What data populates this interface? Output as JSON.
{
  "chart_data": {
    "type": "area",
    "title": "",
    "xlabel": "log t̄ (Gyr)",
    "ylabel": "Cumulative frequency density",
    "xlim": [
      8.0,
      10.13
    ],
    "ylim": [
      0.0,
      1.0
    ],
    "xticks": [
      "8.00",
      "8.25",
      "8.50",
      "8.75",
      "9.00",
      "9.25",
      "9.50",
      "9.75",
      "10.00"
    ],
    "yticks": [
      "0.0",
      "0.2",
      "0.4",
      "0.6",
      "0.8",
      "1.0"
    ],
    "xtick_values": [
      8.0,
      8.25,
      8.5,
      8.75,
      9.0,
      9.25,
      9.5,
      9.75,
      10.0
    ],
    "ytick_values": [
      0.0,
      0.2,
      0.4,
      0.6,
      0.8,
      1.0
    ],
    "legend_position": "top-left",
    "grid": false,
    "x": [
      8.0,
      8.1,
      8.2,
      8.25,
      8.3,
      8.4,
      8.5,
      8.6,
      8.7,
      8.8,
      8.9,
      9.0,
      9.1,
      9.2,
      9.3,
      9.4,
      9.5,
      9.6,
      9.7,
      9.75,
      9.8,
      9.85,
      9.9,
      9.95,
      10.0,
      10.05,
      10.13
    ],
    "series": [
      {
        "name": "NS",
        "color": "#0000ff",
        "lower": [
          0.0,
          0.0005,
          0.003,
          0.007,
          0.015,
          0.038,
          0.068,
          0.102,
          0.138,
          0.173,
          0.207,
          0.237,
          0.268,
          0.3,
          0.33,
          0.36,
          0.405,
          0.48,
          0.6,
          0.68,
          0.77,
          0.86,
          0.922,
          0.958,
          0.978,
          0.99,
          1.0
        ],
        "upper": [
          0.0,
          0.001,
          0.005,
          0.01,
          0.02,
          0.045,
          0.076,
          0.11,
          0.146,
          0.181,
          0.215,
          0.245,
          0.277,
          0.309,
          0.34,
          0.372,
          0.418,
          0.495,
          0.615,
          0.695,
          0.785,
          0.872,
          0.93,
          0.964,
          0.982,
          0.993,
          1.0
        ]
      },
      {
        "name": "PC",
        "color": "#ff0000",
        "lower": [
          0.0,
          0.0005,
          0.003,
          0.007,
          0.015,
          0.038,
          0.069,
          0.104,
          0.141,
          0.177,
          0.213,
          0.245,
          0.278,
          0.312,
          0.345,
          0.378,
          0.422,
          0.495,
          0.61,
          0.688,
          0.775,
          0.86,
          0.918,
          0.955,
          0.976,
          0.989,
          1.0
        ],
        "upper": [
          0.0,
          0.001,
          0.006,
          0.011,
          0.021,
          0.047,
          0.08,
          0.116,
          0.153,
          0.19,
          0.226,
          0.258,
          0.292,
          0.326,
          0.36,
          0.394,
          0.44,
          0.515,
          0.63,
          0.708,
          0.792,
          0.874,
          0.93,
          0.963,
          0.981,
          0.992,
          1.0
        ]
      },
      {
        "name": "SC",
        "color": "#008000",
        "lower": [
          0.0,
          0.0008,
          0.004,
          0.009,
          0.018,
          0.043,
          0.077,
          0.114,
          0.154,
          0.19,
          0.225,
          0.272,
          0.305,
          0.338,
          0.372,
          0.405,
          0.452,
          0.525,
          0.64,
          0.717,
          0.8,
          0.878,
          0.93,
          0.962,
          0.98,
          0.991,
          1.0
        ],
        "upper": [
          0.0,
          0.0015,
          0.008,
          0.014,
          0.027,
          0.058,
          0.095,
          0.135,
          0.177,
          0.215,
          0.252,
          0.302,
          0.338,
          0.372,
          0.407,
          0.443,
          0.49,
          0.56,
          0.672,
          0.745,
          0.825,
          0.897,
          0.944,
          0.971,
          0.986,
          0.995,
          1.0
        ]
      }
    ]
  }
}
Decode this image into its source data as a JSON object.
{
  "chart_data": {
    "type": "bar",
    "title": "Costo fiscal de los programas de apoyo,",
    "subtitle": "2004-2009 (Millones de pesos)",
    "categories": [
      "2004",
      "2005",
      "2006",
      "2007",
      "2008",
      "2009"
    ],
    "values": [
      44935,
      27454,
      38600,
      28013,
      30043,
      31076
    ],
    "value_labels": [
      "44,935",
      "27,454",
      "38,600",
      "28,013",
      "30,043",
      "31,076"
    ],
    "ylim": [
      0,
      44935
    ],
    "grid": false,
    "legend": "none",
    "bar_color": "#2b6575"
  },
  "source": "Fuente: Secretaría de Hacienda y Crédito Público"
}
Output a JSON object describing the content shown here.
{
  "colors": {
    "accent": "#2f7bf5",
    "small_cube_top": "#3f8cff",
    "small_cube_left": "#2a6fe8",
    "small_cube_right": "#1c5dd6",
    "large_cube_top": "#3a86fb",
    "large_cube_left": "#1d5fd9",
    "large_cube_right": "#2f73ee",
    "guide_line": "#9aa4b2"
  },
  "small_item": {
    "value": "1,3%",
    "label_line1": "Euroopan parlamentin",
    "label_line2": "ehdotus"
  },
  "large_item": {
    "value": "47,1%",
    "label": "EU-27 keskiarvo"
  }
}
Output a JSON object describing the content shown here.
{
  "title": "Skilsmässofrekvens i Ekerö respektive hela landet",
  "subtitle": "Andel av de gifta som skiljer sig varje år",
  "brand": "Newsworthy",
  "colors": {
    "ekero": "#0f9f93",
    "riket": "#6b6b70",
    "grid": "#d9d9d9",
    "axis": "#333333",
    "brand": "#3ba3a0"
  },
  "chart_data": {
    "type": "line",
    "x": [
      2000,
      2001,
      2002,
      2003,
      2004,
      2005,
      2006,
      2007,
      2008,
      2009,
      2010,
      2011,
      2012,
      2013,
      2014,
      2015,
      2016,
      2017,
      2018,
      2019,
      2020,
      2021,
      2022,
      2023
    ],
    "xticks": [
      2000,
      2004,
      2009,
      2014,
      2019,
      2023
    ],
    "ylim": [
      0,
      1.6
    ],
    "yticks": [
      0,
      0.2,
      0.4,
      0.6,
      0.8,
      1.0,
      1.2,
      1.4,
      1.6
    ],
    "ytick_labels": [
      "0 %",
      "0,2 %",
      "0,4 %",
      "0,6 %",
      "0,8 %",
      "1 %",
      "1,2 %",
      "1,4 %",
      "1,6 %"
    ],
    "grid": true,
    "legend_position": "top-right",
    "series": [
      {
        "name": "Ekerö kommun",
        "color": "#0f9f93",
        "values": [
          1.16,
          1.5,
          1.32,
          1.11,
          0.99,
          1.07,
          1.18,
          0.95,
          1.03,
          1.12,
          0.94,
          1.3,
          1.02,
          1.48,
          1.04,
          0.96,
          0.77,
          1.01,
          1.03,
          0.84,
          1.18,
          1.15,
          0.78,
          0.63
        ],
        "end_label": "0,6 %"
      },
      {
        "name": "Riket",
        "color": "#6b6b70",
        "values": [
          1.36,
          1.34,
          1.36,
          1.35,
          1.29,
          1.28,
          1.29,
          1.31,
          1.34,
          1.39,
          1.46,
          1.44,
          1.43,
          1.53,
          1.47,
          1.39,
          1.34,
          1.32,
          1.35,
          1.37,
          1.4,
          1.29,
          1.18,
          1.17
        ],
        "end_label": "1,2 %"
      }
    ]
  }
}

**WHAT IS ASKED**
Set down every line of the listing above again, exactly as given.

**SOLUTION TO THE EXERCISE**
What data populates this interface? Output as JSON.
{
  "chart_data": {
    "type": "area",
    "title": "",
    "xlabel": "log t̄ (Gyr)",
    "ylabel": "Cumulative frequency density",
    "xlim": [
      8.0,
      10.13
    ],
    "ylim": [
      0.0,
      1.0
    ],
    "xticks": [
      "8.00",
      "8.25",
      "8.50",
      "8.75",
      "9.00",
      "9.25",
      "9.50",
      "9.75",
      "10.00"
    ],
    "yticks": [
      "0.0",
      "0.2",
      "0.4",
      "0.6",
      "0.8",
      "1.0"
    ],
    "xtick_values": [
      8.0,
      8.25,
      8.5,
      8.75,
      9.0,
      9.25,
      9.5,
      9.75,
      10.0
    ],
    "ytick_values": [
      0.0,
      0.2,
      0.4,
      0.6,
      0.8,
      1.0
    ],
    "legend_position": "top-left",
    "grid": false,
    "x": [
      8.0,
      8.1,
      8.2,
      8.25,
      8.3,
      8.4,
      8.5,
      8.6,
      8.7,
      8.8,
      8.9,
      9.0,
      9.1,
      9.2,
      9.3,
      9.4,
      9.5,
      9.6,
      9.7,
      9.75,
      9.8,
      9.85,
      9.9,
      9.95,
      10.0,
      10.05,
      10.13
    ],
    "series": [
      {
        "name": "NS",
        "color": "#0000ff",
        "lower": [
          0.0,
          0.0005,
          0.003,
          0.007,
          0.015,
          0.038,
          0.068,
          0.102,
          0.138,
          0.173,
          0.207,
          0.237,
          0.268,
          0.3,
          0.33,
          0.36,
          0.405,
          0.48,
          0.6,
          0.68,
          0.77,
          0.86,
          0.922,
          0.958,
          0.978,
          0.99,
          1.0
        ],
        "upper": [
          0.0,
          0.001,
          0.005,
          0.01,
          0.02,
          0.045,
          0.076,
          0.11,
          0.146,
          0.181,
          0.215,
          0.245,
          0.277,
          0.309,
          0.34,
          0.372,
          0.418,
          0.495,
          0.615,
          0.695,
          0.785,
          0.872,
          0.93,
          0.964,
          0.982,
          0.993,
          1.0
        ]
      },
      {
        "name": "PC",
        "color": "#ff0000",
        "lower": [
          0.0,
          0.0005,
          0.003,
          0.007,
          0.015,
          0.038,
          0.069,
          0.104,
          0.141,
          0.177,
          0.213,
          0.245,
          0.278,
          0.312,
          0.345,
          0.378,
          0.422,
          0.495,
          0.61,
          0.688,
          0.775,
          0.86,
          0.918,
          0.955,
          0.976,
          0.989,
          1.0
        ],
        "upper": [
          0.0,
          0.001,
          0.006,
          0.011,
          0.021,
          0.047,
          0.08,
          0.116,
          0.153,
          0.19,
          0.226,
          0.258,
          0.292,
          0.326,
          0.36,
          0.394,
          0.44,
          0.515,
          0.63,
          0.708,
          0.792,
          0.874,
          0.93,
          0.963,
          0.981,
          0.992,
          1.0
        ]
      },
      {
        "name": "SC",
        "color": "#008000",
        "lower": [
          0.0,
          0.0008,
          0.004,
          0.009,
          0.018,
          0.043,
          0.077,
          0.114,
          0.154,
          0.19,
          0.225,
          0.272,
          0.305,
          0.338,
          0.372,
          0.405,
          0.452,
          0.525,
          0.64,
          0.717,
          0.8,
          0.878,
          0.93,
          0.962,
          0.98,
          0.991,
          1.0
        ],
        "upper": [
          0.0,
          0.0015,
          0.008,
          0.014,
          0.027,
          0.058,
          0.095,
          0.135,
          0.177,
          0.215,
          0.252,
          0.302,
          0.338,
          0.372,
          0.407,
          0.443,
          0.49,
          0.56,
          0.672,
          0.745,
          0.825,
          0.897,
          0.944,
          0.971,
          0.986,
          0.995,
          1.0
        ]
      }
    ]
  }
}
Decode this image into its source data as a JSON object.
{
  "chart_data": {
    "type": "bar",
    "title": "Costo fiscal de los programas de apoyo,",
    "subtitle": "2004-2009 (Millones de pesos)",
    "categories": [
      "2004",
      "2005",
      "2006",
      "2007",
      "2008",
      "2009"
    ],
    "values": [
      44935,
      27454,
      38600,
      28013,
      30043,
      31076
    ],
    "value_labels": [
      "44,935",
      "27,454",
      "38,600",
      "28,013",
      "30,043",
      "31,076"
    ],
    "ylim": [
      0,
      44935
    ],
    "grid": false,
    "legend": "none",
    "bar_color": "#2b6575"
  },
  "source": "Fuente: Secretaría de Hacienda y Crédito Público"
}
Output a JSON object describing the content shown here.
{
  "colors": {
    "accent": "#2f7bf5",
    "small_cube_top": "#3f8cff",
    "small_cube_left": "#2a6fe8",
    "small_cube_right": "#1c5dd6",
    "large_cube_top": "#3a86fb",
    "large_cube_left": "#1d5fd9",
    "large_cube_right": "#2f73ee",
    "guide_line": "#9aa4b2"
  },
  "small_item": {
    "value": "1,3%",
    "label_line1": "Euroopan parlamentin",
    "label_line2": "ehdotus"
  },
  "large_item": {
    "value": "47,1%",
    "label": "EU-27 keskiarvo"
  }
}
Output a JSON object describing the content shown here.
{
  "title": "Skilsmässofrekvens i Ekerö respektive hela landet",
  "subtitle": "Andel av de gifta som skiljer sig varje år",
  "brand": "Newsworthy",
  "colors": {
    "ekero": "#0f9f93",
    "riket": "#6b6b70",
    "grid": "#d9d9d9",
    "axis": "#333333",
    "brand": "#3ba3a0"
  },
  "chart_data": {
    "type": "line",
    "x": [
      2000,
      2001,
      2002,
      2003,
      2004,
      2005,
      2006,
      2007,
      2008,
      2009,
      2010,
      2011,
      2012,
      2013,
      2014,
      2015,
      2016,
      2017,
      2018,
      2019,
      2020,
      2021,
      2022,
      2023
    ],
    "xticks": [
      2000,
      2004,
      2009,
      2014,
      2019,
      2023
    ],
    "ylim": [
      0,
      1.6
    ],
    "yticks": [
      0,
      0.2,
      0.4,
      0.6,
      0.8,
      1.0,
      1.2,
      1.4,
      1.6
    ],
    "ytick_labels": [
      "0 %",
      "0,2 %",
      "0,4 %",
      "0,6 %",
      "0,8 %",
      "1 %",
      "1,2 %",
      "1,4 %",
      "1,6 %"
    ],
    "grid": true,
    "legend_position": "top-right",
    "series": [
      {
        "name": "Ekerö kommun",
        "color": "#0f9f93",
        "values": [
          1.16,
          1.5,
          1.32,
          1.11,
          0.99,
          1.07,
          1.18,
          0.95,
          1.03,
          1.12,
          0.94,
          1.3,
          1.02,
          1.48,
          1.04,
          0.96,
          0.77,
          1.01,
          1.03,
          0.84,
          1.18,
          1.15,
          0.78,
          0.63
        ],
        "end_label": "0,6 %"
      },
      {
        "name": "Riket",
        "color": "#6b6b70",
        "values": [
          1.36,
          1.34,
          1.36,
          1.35,
          1.29,
          1.28,
          1.29,
          1.31,
          1.34,
          1.39,
          1.46,
          1.44,
          1.43,
          1.53,
          1.47,
          1.39,
          1.34,
          1.32,
          1.35,
          1.37,
          1.4,
          1.29,
          1.18,
          1.17
        ],
        "end_label": "1,2 %"
      }
    ]
  }
}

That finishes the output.